**What is required:**
Lay out the rows as a numbered list, starting with the first row and going on through the row that contains "150, 160, 172]", with both of those rows included. Leave out any blank lines.

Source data
● ● ● ●

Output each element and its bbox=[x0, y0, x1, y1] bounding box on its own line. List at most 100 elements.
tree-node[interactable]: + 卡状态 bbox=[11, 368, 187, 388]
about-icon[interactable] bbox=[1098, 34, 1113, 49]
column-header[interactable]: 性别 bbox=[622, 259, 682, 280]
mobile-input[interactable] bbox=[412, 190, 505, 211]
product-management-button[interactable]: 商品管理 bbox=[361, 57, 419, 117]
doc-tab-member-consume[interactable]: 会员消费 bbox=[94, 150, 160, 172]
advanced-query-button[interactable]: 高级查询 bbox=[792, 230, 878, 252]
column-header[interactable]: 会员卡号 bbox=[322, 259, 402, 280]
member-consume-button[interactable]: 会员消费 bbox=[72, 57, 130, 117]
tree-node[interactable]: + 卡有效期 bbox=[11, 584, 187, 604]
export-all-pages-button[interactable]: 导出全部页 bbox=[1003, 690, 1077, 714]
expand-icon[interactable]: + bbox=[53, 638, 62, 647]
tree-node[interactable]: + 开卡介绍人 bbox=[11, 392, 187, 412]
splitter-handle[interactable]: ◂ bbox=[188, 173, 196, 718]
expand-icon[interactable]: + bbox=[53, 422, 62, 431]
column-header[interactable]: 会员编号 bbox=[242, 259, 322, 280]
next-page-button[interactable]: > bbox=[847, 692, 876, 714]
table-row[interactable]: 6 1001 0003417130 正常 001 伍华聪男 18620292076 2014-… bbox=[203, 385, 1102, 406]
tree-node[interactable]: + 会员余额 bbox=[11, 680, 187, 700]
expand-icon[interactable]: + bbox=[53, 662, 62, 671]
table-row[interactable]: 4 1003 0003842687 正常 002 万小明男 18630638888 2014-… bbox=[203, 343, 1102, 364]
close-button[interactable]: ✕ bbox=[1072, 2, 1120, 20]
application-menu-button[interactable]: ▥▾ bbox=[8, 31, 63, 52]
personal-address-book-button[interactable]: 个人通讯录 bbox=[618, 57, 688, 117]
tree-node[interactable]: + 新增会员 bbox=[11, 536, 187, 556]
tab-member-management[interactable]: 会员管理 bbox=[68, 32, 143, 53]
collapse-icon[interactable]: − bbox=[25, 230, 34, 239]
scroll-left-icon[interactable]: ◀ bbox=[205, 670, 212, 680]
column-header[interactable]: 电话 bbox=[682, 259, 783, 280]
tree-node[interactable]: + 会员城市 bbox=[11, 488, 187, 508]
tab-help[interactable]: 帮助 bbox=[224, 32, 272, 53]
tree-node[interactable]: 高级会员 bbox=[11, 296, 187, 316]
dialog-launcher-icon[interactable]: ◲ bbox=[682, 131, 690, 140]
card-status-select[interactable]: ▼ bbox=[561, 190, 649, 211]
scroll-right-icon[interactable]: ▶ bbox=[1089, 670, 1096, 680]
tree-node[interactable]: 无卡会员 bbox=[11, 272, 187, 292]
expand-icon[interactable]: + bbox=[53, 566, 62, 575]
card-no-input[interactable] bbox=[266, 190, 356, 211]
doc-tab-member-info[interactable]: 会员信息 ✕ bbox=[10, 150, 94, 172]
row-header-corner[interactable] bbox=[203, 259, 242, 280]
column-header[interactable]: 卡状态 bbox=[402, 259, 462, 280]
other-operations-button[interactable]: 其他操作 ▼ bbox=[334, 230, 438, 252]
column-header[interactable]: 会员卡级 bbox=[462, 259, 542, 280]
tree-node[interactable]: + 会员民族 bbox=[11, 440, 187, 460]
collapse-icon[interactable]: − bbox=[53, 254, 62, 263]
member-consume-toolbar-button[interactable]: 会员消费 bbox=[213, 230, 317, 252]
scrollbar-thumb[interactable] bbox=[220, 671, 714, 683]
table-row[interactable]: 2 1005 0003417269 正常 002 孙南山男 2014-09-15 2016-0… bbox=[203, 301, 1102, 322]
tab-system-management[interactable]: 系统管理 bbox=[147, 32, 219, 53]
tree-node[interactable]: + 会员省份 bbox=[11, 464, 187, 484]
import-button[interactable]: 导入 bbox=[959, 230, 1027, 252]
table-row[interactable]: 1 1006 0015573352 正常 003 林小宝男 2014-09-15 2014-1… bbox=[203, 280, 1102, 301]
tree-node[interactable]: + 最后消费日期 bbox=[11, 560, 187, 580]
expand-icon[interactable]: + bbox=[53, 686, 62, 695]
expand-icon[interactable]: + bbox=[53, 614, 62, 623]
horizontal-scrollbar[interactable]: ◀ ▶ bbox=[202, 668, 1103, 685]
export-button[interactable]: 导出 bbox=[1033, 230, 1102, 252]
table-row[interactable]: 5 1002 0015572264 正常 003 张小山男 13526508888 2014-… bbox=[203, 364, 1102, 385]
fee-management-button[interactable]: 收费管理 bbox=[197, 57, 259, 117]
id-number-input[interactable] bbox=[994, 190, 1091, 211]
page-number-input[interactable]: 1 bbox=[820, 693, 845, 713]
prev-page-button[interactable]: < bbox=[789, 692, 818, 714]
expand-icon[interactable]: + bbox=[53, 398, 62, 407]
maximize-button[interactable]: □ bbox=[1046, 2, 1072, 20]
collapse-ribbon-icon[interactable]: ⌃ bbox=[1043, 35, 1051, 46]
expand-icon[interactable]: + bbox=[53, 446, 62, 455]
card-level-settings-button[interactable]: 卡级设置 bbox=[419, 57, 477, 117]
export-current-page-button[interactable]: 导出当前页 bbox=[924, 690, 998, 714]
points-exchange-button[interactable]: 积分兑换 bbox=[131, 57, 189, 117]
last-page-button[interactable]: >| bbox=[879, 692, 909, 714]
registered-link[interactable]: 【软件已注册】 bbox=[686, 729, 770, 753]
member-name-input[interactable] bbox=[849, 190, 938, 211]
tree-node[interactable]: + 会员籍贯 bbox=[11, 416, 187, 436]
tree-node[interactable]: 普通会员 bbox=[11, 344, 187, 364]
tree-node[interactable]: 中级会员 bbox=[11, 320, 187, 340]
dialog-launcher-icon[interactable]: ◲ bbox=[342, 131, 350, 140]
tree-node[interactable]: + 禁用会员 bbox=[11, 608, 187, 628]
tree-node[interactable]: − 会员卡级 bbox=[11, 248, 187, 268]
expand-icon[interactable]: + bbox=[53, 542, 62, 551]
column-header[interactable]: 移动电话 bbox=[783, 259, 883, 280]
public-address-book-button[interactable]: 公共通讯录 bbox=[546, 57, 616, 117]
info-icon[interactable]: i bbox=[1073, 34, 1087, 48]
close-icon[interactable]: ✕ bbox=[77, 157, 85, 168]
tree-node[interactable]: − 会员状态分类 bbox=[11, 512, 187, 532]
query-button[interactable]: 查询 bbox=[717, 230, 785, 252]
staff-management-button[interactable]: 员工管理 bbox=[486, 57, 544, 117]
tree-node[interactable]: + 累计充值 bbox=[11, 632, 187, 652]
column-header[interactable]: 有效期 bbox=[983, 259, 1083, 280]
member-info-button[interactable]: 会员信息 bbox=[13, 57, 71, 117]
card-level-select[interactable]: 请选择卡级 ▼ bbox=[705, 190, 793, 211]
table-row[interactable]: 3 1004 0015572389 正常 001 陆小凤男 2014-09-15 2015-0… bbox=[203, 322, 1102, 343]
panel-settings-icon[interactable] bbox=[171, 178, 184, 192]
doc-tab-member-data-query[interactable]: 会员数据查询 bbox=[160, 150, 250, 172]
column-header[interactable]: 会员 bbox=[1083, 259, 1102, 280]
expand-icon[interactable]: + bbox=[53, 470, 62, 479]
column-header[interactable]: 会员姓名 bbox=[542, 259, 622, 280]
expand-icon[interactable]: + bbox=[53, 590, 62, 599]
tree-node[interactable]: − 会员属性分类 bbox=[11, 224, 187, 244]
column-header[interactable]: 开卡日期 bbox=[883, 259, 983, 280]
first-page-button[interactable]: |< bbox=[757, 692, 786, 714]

● ● ● ●

**Full solution:**
1. Output each element and its bbox=[x0, y0, x1, y1] bounding box on its own line. List at most 100 elements.
2. tree-node[interactable]: + 卡状态 bbox=[11, 368, 187, 388]
3. about-icon[interactable] bbox=[1098, 34, 1113, 49]
4. column-header[interactable]: 性别 bbox=[622, 259, 682, 280]
5. mobile-input[interactable] bbox=[412, 190, 505, 211]
6. product-management-button[interactable]: 商品管理 bbox=[361, 57, 419, 117]
7. doc-tab-member-consume[interactable]: 会员消费 bbox=[94, 150, 160, 172]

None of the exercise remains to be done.